*PROBLEM DESCRIPTION*
Each line of the material below that holds the word "document" needs to be copied.

=-=-=-=-=

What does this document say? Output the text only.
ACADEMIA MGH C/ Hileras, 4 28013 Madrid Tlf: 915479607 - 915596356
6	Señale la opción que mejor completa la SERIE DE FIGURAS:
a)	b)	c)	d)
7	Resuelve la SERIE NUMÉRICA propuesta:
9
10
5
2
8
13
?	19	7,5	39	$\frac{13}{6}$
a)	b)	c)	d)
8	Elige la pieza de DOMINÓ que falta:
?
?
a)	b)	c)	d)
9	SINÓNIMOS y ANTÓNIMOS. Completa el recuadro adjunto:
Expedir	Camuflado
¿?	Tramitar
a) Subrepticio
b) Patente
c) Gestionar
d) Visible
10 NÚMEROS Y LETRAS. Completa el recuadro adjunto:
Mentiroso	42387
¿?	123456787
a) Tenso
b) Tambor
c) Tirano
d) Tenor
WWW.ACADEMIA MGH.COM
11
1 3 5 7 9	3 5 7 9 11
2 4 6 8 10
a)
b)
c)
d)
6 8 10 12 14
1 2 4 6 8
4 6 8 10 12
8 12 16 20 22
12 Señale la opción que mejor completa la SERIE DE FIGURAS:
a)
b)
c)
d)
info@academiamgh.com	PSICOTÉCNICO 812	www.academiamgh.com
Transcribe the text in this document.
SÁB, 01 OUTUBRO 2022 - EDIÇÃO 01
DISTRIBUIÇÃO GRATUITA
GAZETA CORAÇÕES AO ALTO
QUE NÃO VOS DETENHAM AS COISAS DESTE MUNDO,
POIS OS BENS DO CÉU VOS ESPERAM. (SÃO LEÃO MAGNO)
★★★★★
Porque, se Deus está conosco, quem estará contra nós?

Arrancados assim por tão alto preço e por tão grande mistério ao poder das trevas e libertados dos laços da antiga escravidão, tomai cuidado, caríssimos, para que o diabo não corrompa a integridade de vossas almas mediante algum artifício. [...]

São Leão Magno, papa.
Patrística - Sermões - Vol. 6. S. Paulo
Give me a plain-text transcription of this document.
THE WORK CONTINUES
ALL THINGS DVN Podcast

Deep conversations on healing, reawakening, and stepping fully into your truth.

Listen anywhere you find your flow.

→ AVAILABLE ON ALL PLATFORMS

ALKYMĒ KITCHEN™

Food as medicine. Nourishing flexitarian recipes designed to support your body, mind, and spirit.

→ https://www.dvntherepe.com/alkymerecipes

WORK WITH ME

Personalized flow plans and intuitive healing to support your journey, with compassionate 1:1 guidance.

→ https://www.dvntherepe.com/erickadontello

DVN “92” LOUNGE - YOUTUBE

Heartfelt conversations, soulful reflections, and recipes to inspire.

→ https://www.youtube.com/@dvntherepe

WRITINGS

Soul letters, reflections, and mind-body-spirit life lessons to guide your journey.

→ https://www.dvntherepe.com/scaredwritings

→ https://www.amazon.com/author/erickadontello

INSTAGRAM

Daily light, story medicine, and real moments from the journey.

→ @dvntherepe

=-=-=-=-=

*ANSWER TO THIS TASK*
What does this document say? Output the text only.
Transcribe the text in this document.
Give me a plain-text transcription of this document.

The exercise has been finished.